● **What the task asks**
Output the full listing word for word.

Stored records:
--- START ---
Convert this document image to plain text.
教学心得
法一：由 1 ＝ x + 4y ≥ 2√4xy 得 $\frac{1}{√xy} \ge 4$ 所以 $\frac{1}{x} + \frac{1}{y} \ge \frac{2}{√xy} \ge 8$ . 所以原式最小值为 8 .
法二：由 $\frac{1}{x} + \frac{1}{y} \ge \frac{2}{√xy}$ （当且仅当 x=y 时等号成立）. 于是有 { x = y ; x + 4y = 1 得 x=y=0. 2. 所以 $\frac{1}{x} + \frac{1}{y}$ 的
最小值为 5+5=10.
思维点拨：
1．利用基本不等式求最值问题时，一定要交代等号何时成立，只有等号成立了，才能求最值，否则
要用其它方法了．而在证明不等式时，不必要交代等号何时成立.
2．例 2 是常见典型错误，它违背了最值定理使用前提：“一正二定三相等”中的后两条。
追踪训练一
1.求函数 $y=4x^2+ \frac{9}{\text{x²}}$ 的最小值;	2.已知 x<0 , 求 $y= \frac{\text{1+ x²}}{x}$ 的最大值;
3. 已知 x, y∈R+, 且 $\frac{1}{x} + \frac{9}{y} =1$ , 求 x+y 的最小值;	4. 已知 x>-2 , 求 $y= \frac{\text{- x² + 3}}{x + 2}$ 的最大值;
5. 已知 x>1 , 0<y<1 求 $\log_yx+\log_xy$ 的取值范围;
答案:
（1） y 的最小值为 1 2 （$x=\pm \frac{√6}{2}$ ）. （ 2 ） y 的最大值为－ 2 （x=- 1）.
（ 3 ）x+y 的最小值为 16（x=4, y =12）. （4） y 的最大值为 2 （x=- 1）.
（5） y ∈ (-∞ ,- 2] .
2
--- END ---
● **Result**
Convert this document image to plain text.
教学心得
法一：由 1 ＝ x + 4y ≥ 2√4xy 得 $\frac{1}{√xy} \ge 4$ 所以 $\frac{1}{x} + \frac{1}{y} \ge \frac{2}{√xy} \ge 8$ . 所以原式最小值为 8 .
法二：由 $\frac{1}{x} + \frac{1}{y} \ge \frac{2}{√xy}$ （当且仅当 x=y 时等号成立）. 于是有 { x = y ; x + 4y = 1 得 x=y=0. 2. 所以 $\frac{1}{x} + \frac{1}{y}$ 的
最小值为 5+5=10.
思维点拨：
1．利用基本不等式求最值问题时，一定要交代等号何时成立，只有等号成立了，才能求最值，否则
要用其它方法了．而在证明不等式时，不必要交代等号何时成立.
2．例 2 是常见典型错误，它违背了最值定理使用前提：“一正二定三相等”中的后两条。
追踪训练一
1.求函数 $y=4x^2+ \frac{9}{\text{x²}}$ 的最小值;	2.已知 x<0 , 求 $y= \frac{\text{1+ x²}}{x}$ 的最大值;
3. 已知 x, y∈R+, 且 $\frac{1}{x} + \frac{9}{y} =1$ , 求 x+y 的最小值;	4. 已知 x>-2 , 求 $y= \frac{\text{- x² + 3}}{x + 2}$ 的最大值;
5. 已知 x>1 , 0<y<1 求 $\log_yx+\log_xy$ 的取值范围;
答案:
（1） y 的最小值为 1 2 （$x=\pm \frac{√6}{2}$ ）. （ 2 ） y 的最大值为－ 2 （x=- 1）.
（ 3 ）x+y 的最小值为 16（x=4, y =12）. （4） y 的最大值为 2 （x=- 1）.
（5） y ∈ (-∞ ,- 2] .
2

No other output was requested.